> Exercise
Extract every line below, verbatim.

> Information supplied
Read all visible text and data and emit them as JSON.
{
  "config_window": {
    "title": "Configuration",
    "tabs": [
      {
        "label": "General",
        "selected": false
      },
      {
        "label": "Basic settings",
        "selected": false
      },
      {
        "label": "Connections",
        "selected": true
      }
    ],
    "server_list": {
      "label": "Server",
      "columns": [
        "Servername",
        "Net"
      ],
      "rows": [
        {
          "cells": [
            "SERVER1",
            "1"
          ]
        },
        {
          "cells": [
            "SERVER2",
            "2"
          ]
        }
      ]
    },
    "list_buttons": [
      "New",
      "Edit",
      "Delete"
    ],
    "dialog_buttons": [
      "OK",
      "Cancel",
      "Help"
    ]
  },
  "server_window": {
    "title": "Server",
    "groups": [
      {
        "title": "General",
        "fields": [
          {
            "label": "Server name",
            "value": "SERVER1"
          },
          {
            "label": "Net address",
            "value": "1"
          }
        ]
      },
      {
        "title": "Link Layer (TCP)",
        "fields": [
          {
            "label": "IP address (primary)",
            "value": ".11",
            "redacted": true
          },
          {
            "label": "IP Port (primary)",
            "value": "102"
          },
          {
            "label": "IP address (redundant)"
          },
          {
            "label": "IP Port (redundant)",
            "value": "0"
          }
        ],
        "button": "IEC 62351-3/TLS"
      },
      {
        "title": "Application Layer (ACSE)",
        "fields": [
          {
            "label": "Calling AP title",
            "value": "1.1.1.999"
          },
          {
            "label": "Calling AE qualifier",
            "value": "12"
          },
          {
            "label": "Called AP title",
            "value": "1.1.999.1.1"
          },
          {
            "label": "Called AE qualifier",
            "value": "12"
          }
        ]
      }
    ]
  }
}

> Written answer
Read all visible text and data and emit them as JSON.
{
  "config_window": {
    "title": "Configuration",
    "tabs": [
      {
        "label": "General",
        "selected": false
      },
      {
        "label": "Basic settings",
        "selected": false
      },
      {
        "label": "Connections",
        "selected": true
      }
    ],
    "server_list": {
      "label": "Server",
      "columns": [
        "Servername",
        "Net"
      ],
      "rows": [
        {
          "cells": [
            "SERVER1",
            "1"
          ]
        },
        {
          "cells": [
            "SERVER2",
            "2"
          ]
        }
      ]
    },
    "list_buttons": [
      "New",
      "Edit",
      "Delete"
    ],
    "dialog_buttons": [
      "OK",
      "Cancel",
      "Help"
    ]
  },
  "server_window": {
    "title": "Server",
    "groups": [
      {
        "title": "General",
        "fields": [
          {
            "label": "Server name",
            "value": "SERVER1"
          },
          {
            "label": "Net address",
            "value": "1"
          }
        ]
      },
      {
        "title": "Link Layer (TCP)",
        "fields": [
          {
            "label": "IP address (primary)",
            "value": ".11",
            "redacted": true
          },
          {
            "label": "IP Port (primary)",
            "value": "102"
          },
          {
            "label": "IP address (redundant)"
          },
          {
            "label": "IP Port (redundant)",
            "value": "0"
          }
        ],
        "button": "IEC 62351-3/TLS"
      },
      {
        "title": "Application Layer (ACSE)",
        "fields": [
          {
            "label": "Calling AP title",
            "value": "1.1.1.999"
          },
          {
            "label": "Calling AE qualifier",
            "value": "12"
          },
          {
            "label": "Called AP title",
            "value": "1.1.999.1.1"
          },
          {
            "label": "Called AE qualifier",
            "value": "12"
          }
        ]
      }
    ]
  }
}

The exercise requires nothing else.